▶ **GOAL**: Put every line of the entries below into a Markdown table with two columns, Row for the row number and Line for the line itself, and leave out any blank lines.
——————
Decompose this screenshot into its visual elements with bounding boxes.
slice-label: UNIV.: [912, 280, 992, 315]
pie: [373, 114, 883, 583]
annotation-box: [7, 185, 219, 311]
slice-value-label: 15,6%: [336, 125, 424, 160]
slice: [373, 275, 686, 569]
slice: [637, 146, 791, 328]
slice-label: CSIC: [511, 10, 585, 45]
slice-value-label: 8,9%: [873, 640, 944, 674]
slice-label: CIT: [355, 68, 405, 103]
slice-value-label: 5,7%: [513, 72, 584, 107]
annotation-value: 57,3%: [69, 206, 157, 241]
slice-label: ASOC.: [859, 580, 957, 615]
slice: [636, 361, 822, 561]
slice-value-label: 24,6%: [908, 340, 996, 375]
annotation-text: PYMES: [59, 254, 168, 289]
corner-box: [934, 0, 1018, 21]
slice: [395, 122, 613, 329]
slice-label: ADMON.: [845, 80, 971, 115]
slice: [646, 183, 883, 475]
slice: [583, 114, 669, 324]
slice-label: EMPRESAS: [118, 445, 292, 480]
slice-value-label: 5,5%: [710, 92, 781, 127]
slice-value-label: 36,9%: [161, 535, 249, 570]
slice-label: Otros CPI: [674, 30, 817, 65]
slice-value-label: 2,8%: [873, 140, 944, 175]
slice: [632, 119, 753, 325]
——————
▶ **WORKED ANSWER**:
| Row | Line |
|---|---|
| 1 | Decompose this screenshot into its visual elements with bounding boxes. |
| 2 | slice-label: UNIV.: [912, 280, 992, 315] |
| 3 | pie: [373, 114, 883, 583] |
| 4 | annotation-box: [7, 185, 219, 311] |
| 5 | slice-value-label: 15,6%: [336, 125, 424, 160] |
| 6 | slice: [373, 275, 686, 569] |
| 7 | slice: [637, 146, 791, 328] |
| 8 | slice-label: CSIC: [511, 10, 585, 45] |
| 9 | slice-value-label: 8,9%: [873, 640, 944, 674] |
| 10 | slice-label: CIT: [355, 68, 405, 103] |
| 11 | slice-value-label: 5,7%: [513, 72, 584, 107] |
| 12 | annotation-value: 57,3%: [69, 206, 157, 241] |
| 13 | slice-label: ASOC.: [859, 580, 957, 615] |
| 14 | slice: [636, 361, 822, 561] |
| 15 | slice-value-label: 24,6%: [908, 340, 996, 375] |
| 16 | annotation-text: PYMES: [59, 254, 168, 289] |
| 17 | corner-box: [934, 0, 1018, 21] |
| 18 | slice: [395, 122, 613, 329] |
| 19 | slice-label: ADMON.: [845, 80, 971, 115] |
| 20 | slice: [646, 183, 883, 475] |
| 21 | slice: [583, 114, 669, 324] |
| 22 | slice-label: EMPRESAS: [118, 445, 292, 480] |
| 23 | slice-value-label: 5,5%: [710, 92, 781, 127] |
| 24 | slice-value-label: 36,9%: [161, 535, 249, 570] |
| 25 | slice-label: Otros CPI: [674, 30, 817, 65] |
| 26 | slice-value-label: 2,8%: [873, 140, 944, 175] |
| 27 | slice: [632, 119, 753, 325] |